→ Record extracts:
* * * * * * *
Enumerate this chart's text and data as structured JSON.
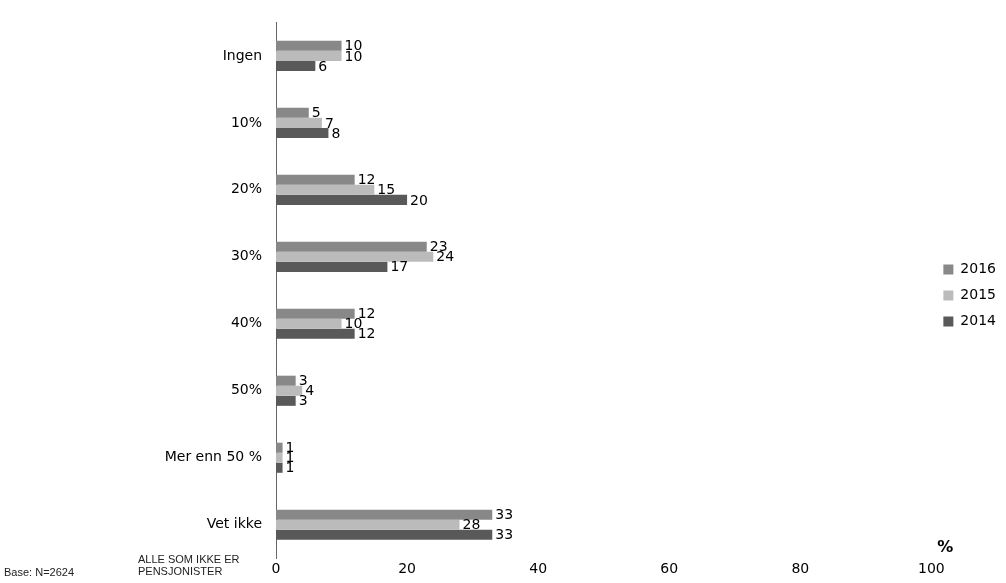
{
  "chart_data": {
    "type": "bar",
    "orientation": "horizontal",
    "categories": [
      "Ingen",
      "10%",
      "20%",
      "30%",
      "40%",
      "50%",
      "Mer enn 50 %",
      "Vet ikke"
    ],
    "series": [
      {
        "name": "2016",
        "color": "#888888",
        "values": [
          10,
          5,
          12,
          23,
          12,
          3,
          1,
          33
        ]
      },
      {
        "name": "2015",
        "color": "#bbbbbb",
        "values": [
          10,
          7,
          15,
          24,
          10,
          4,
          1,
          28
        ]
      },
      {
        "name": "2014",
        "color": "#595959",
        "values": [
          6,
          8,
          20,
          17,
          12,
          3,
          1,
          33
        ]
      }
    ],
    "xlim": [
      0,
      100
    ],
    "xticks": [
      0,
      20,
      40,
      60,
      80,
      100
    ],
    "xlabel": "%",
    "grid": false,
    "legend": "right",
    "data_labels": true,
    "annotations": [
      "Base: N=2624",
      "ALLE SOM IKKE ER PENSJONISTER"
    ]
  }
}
* * * * * * *
→ Exercise: Pictures are to be left out; repeat all the remaining data exactly.

→ Response to the task:
Enumerate this chart's text and data as structured JSON.
{
  "chart_data": {
    "type": "bar",
    "orientation": "horizontal",
    "categories": [
      "Ingen",
      "10%",
      "20%",
      "30%",
      "40%",
      "50%",
      "Mer enn 50 %",
      "Vet ikke"
    ],
    "series": [
      {
        "name": "2016",
        "color": "#888888",
        "values": [
          10,
          5,
          12,
          23,
          12,
          3,
          1,
          33
        ]
      },
      {
        "name": "2015",
        "color": "#bbbbbb",
        "values": [
          10,
          7,
          15,
          24,
          10,
          4,
          1,
          28
        ]
      },
      {
        "name": "2014",
        "color": "#595959",
        "values": [
          6,
          8,
          20,
          17,
          12,
          3,
          1,
          33
        ]
      }
    ],
    "xlim": [
      0,
      100
    ],
    "xticks": [
      0,
      20,
      40,
      60,
      80,
      100
    ],
    "xlabel": "%",
    "grid": false,
    "legend": "right",
    "data_labels": true,
    "annotations": [
      "Base: N=2624",
      "ALLE SOM IKKE ER PENSJONISTER"
    ]
  }
}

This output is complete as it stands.